• Prompt: Return the entries verbatim and drop every picture.

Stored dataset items
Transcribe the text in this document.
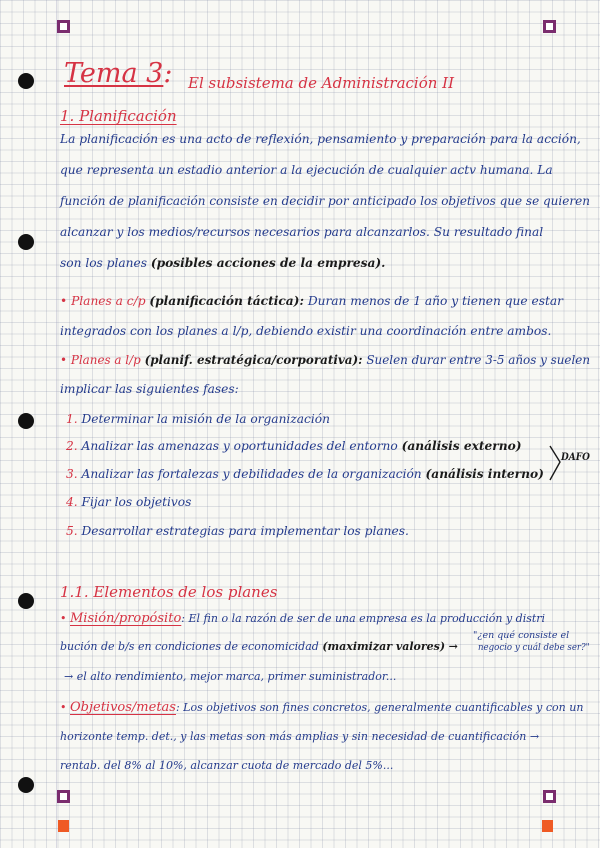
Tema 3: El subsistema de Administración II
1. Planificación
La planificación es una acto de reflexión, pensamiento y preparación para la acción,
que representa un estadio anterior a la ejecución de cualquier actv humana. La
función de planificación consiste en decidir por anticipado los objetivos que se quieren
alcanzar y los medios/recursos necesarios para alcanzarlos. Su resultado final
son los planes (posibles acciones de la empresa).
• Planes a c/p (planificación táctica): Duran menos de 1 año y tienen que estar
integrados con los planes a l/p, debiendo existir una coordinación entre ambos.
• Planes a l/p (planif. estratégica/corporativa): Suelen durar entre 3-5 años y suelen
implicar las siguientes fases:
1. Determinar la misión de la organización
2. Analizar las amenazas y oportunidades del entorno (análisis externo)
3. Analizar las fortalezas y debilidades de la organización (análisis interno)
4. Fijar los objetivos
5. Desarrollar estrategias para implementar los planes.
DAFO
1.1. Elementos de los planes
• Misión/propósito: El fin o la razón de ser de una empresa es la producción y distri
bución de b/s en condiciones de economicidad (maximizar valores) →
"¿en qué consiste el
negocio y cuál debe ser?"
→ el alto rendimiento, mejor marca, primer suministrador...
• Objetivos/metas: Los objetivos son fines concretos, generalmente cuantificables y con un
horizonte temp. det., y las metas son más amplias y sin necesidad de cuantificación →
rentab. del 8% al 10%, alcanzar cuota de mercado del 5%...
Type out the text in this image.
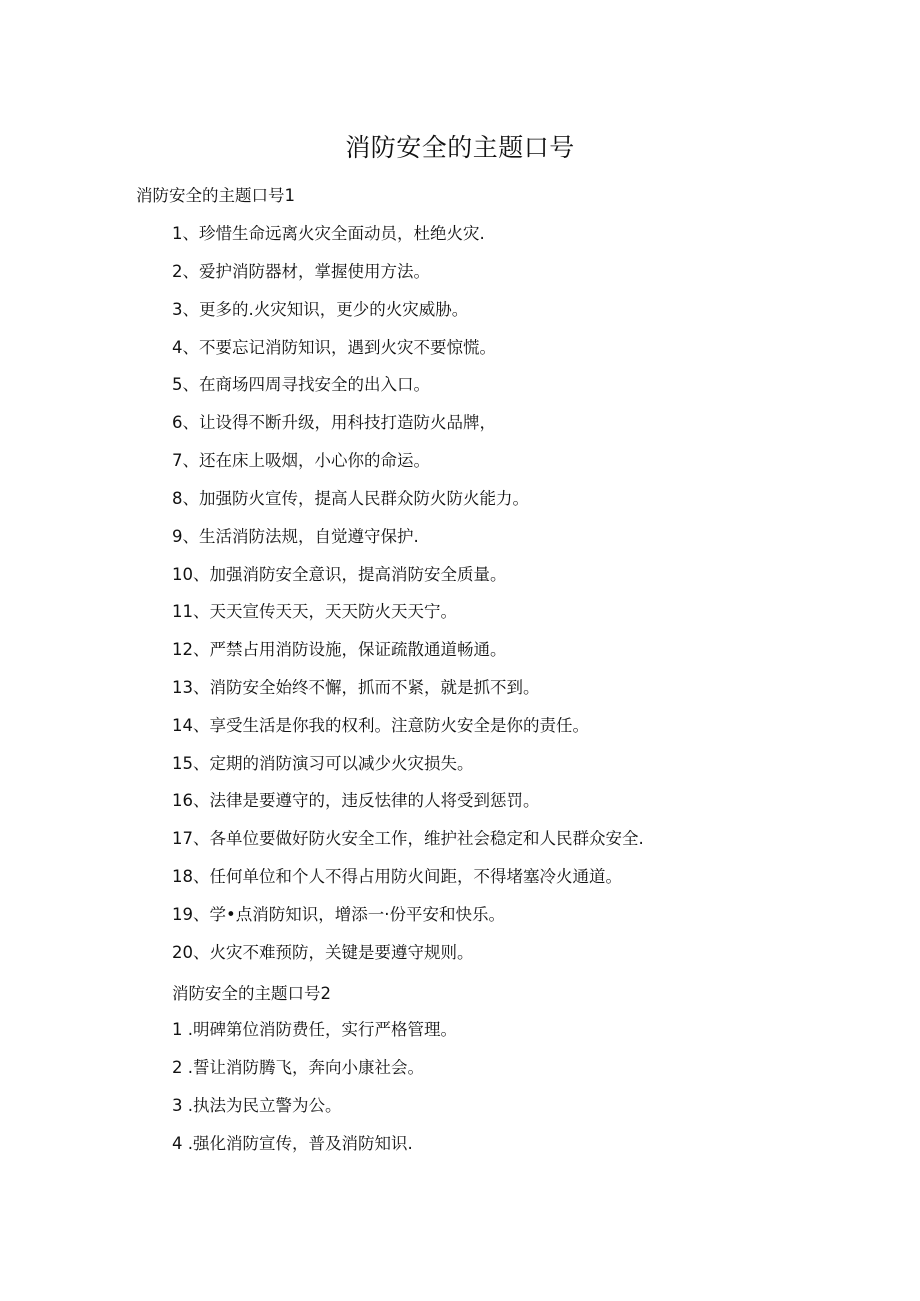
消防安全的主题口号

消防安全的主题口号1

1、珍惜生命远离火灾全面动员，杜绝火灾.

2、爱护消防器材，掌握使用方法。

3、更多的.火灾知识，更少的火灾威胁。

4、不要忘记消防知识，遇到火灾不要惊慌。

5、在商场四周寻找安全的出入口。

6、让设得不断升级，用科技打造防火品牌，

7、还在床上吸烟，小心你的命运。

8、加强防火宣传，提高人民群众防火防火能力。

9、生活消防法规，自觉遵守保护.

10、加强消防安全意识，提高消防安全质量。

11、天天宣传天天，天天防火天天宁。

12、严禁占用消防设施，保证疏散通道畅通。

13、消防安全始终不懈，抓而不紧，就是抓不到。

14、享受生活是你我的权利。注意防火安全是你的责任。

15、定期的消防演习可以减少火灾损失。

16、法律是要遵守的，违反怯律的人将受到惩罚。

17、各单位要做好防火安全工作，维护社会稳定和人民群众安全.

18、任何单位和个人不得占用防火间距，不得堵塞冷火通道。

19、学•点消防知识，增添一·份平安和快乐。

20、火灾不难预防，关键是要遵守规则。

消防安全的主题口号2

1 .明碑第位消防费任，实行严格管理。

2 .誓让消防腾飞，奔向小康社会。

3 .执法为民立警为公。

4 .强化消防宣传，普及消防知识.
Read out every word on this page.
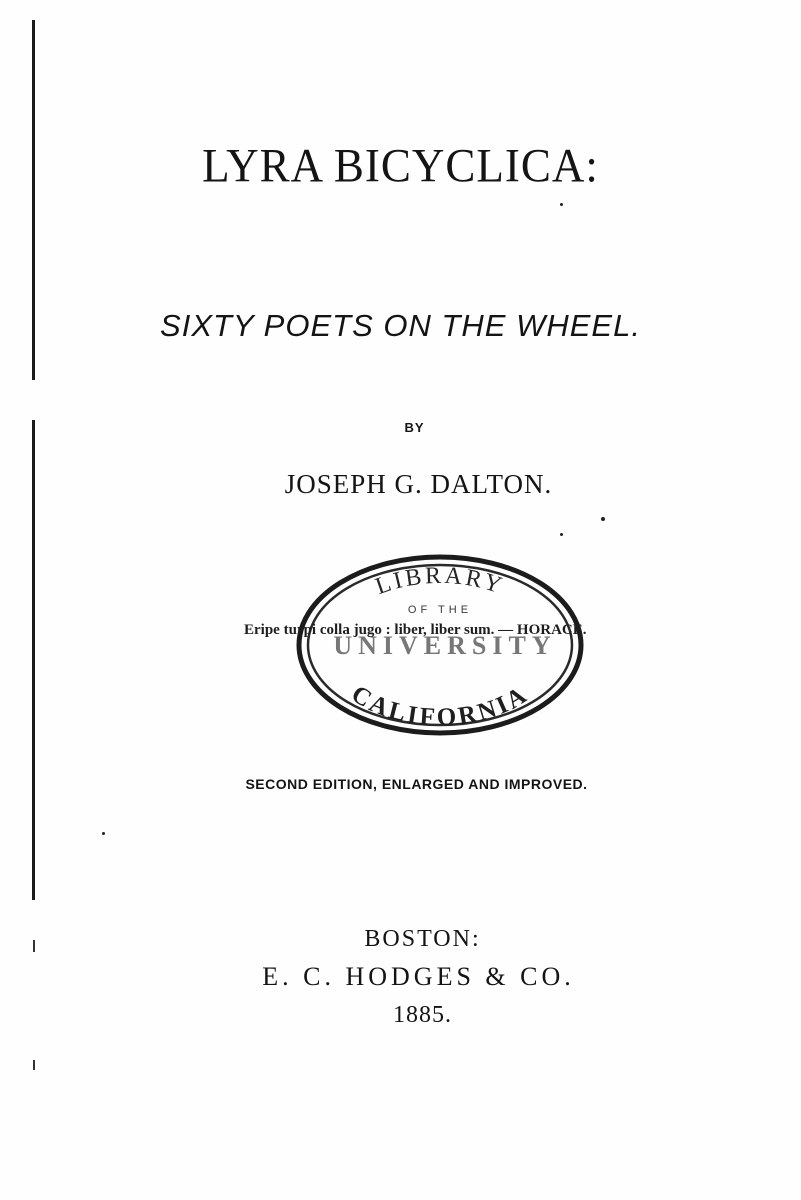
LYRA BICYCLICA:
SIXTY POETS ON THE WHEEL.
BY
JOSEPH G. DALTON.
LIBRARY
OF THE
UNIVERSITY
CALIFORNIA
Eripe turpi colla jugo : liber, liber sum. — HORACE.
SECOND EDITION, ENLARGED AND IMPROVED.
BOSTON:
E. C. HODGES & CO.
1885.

• Exercise answer:
Transcribe the text in this document.
Tema 3: El subsistema de Administración II
1. Planificación
La planificación es una acto de reflexión, pensamiento y preparación para la acción,
que representa un estadio anterior a la ejecución de cualquier actv humana. La
función de planificación consiste en decidir por anticipado los objetivos que se quieren
alcanzar y los medios/recursos necesarios para alcanzarlos. Su resultado final
son los planes (posibles acciones de la empresa).
• Planes a c/p (planificación táctica): Duran menos de 1 año y tienen que estar
integrados con los planes a l/p, debiendo existir una coordinación entre ambos.
• Planes a l/p (planif. estratégica/corporativa): Suelen durar entre 3-5 años y suelen
implicar las siguientes fases:
1. Determinar la misión de la organización
2. Analizar las amenazas y oportunidades del entorno (análisis externo)
3. Analizar las fortalezas y debilidades de la organización (análisis interno)
4. Fijar los objetivos
5. Desarrollar estrategias para implementar los planes.
DAFO
1.1. Elementos de los planes
• Misión/propósito: El fin o la razón de ser de una empresa es la producción y distri
bución de b/s en condiciones de economicidad (maximizar valores) →
"¿en qué consiste el
negocio y cuál debe ser?"
→ el alto rendimiento, mejor marca, primer suministrador...
• Objetivos/metas: Los objetivos son fines concretos, generalmente cuantificables y con un
horizonte temp. det., y las metas son más amplias y sin necesidad de cuantificación →
rentab. del 8% al 10%, alcanzar cuota de mercado del 5%...
Type out the text in this image.
消防安全的主题口号

消防安全的主题口号1

1、珍惜生命远离火灾全面动员，杜绝火灾.

2、爱护消防器材，掌握使用方法。

3、更多的.火灾知识，更少的火灾威胁。

4、不要忘记消防知识，遇到火灾不要惊慌。

5、在商场四周寻找安全的出入口。

6、让设得不断升级，用科技打造防火品牌，

7、还在床上吸烟，小心你的命运。

8、加强防火宣传，提高人民群众防火防火能力。

9、生活消防法规，自觉遵守保护.

10、加强消防安全意识，提高消防安全质量。

11、天天宣传天天，天天防火天天宁。

12、严禁占用消防设施，保证疏散通道畅通。

13、消防安全始终不懈，抓而不紧，就是抓不到。

14、享受生活是你我的权利。注意防火安全是你的责任。

15、定期的消防演习可以减少火灾损失。

16、法律是要遵守的，违反怯律的人将受到惩罚。

17、各单位要做好防火安全工作，维护社会稳定和人民群众安全.

18、任何单位和个人不得占用防火间距，不得堵塞冷火通道。

19、学•点消防知识，增添一·份平安和快乐。

20、火灾不难预防，关键是要遵守规则。

消防安全的主题口号2

1 .明碑第位消防费任，实行严格管理。

2 .誓让消防腾飞，奔向小康社会。

3 .执法为民立警为公。

4 .强化消防宣传，普及消防知识.
Read out every word on this page.
LYRA BICYCLICA:
SIXTY POETS ON THE WHEEL.
BY
JOSEPH G. DALTON.
LIBRARY
OF THE
UNIVERSITY
CALIFORNIA
Eripe turpi colla jugo : liber, liber sum. — HORACE.
SECOND EDITION, ENLARGED AND IMPROVED.
BOSTON:
E. C. HODGES & CO.
1885.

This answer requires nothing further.